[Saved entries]
______

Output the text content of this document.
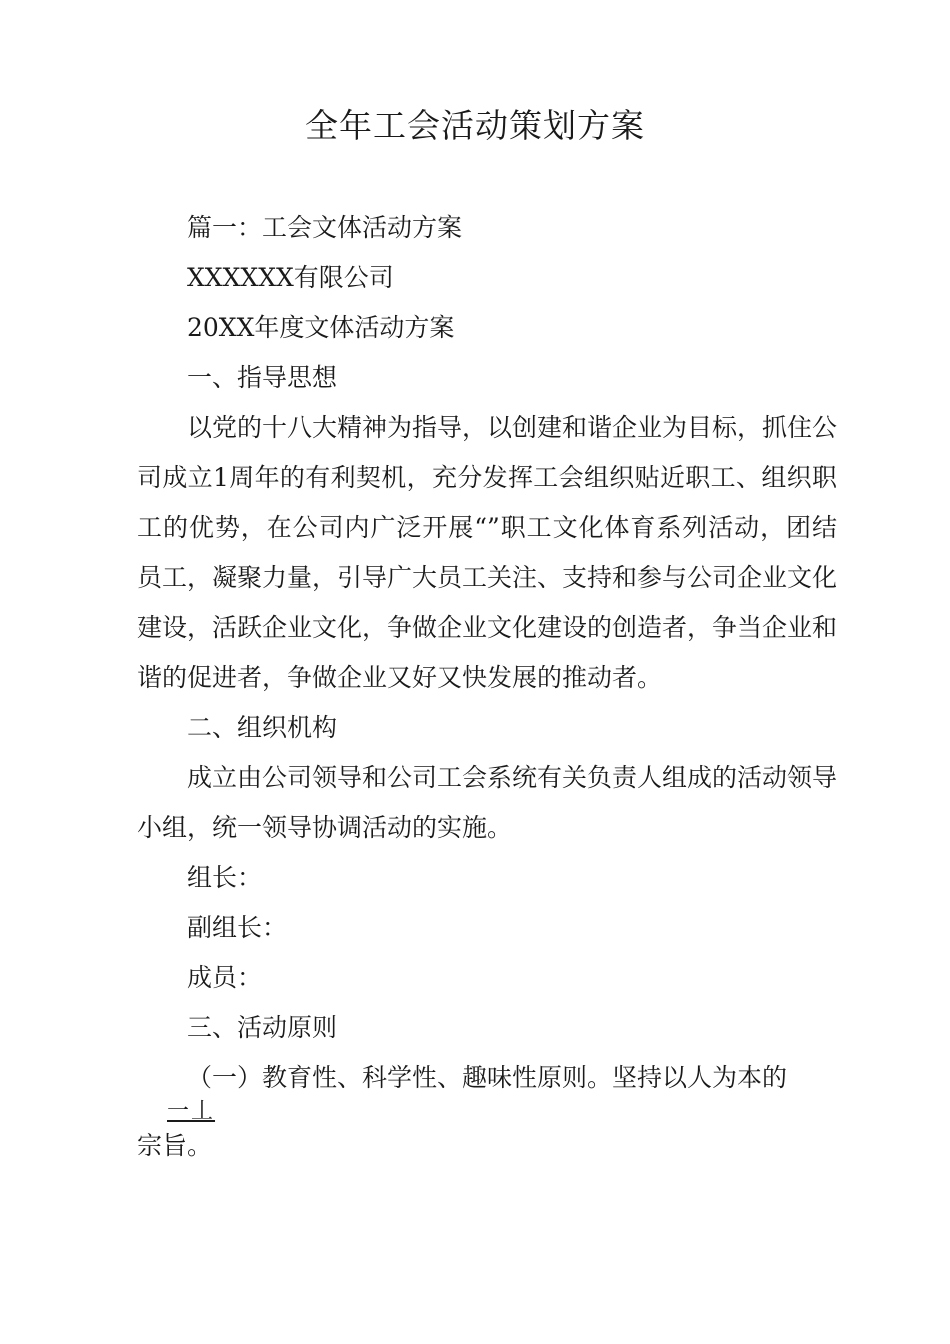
全年工会活动策划方案

篇一：工会文体活动方案

XXXXXX有限公司

20XX年度文体活动方案

一、指导思想

以党的十八大精神为指导，以创建和谐企业为目标，抓住公司成立1周年的有利契机，充分发挥工会组织贴近职工、组织职工的优势，在公司内广泛开展“”职工文化体育系列活动，团结员工，凝聚力量，引导广大员工关注、支持和参与公司企业文化建设，活跃企业文化，争做企业文化建设的创造者，争当企业和谐的促进者，争做企业又好又快发展的推动者。

二、组织机构

成立由公司领导和公司工会系统有关负责人组成的活动领导小组，统一领导协调活动的实施。

组长：

副组长：

成员：

三、活动原则

（一）教育性、科学性、趣味性原则。坚持以人为本的

一丄
宗旨。
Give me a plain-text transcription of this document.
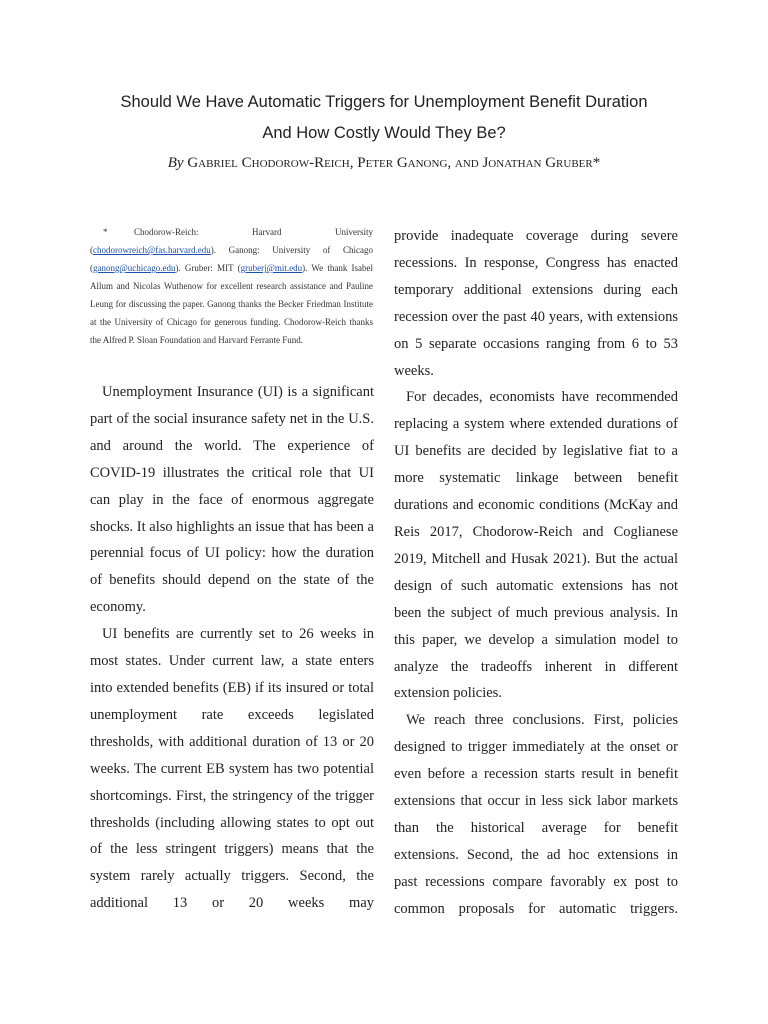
Should We Have Automatic Triggers for Unemployment Benefit Duration
And How Costly Would They Be?
By Gabriel Chodorow-Reich, Peter Ganong, and Jonathan Gruber*
*	Chodorow-Reich: Harvard University (chodorowreich@fas.harvard.edu). Ganong: University of Chicago (ganong@uchicago.edu). Gruber: MIT (gruberj@mit.edu). We thank Isabel Allum and Nicolas Wuthenow for excellent research assistance and Pauline Leung for discussing the paper. Ganong thanks the Becker Friedman Institute at the University of Chicago for generous funding. Chodorow-Reich thanks the Alfred P. Sloan Foundation and Harvard Ferrante Fund.

Unemployment Insurance (UI) is a significant part of the social insurance safety net in the U.S. and around the world. The experience of COVID-19 illustrates the critical role that UI can play in the face of enormous aggregate shocks. It also highlights an issue that has been a perennial focus of UI policy: how the duration of benefits should depend on the state of the economy.

UI benefits are currently set to 26 weeks in most states. Under current law, a state enters into extended benefits (EB) if its insured or total unemployment rate exceeds legislated thresholds, with additional duration of 13 or 20 weeks. The current EB system has two potential shortcomings. First, the stringency of the trigger thresholds (including allowing states to opt out of the less stringent triggers) means that the system rarely actually triggers. Second, the additional 13 or 20 weeks may

provide inadequate coverage during severe recessions. In response, Congress has enacted temporary additional extensions during each recession over the past 40 years, with extensions on 5 separate occasions ranging from 6 to 53 weeks.

For decades, economists have recommended replacing a system where extended durations of UI benefits are decided by legislative fiat to a more systematic linkage between benefit durations and economic conditions (McKay and Reis 2017, Chodorow-Reich and Coglianese 2019, Mitchell and Husak 2021). But the actual design of such automatic extensions has not been the subject of much previous analysis. In this paper, we develop a simulation model to analyze the tradeoffs inherent in different extension policies.

We reach three conclusions. First, policies designed to trigger immediately at the onset or even before a recession starts result in benefit extensions that occur in less sick labor markets than the historical average for benefit extensions. Second, the ad hoc extensions in past recessions compare favorably ex post to common proposals for automatic triggers.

______

WORK TO COMPLETE: Show every line that contains the word "document".

EXERCISE SOLUTION:
Output the text content of this document.
Give me a plain-text transcription of this document.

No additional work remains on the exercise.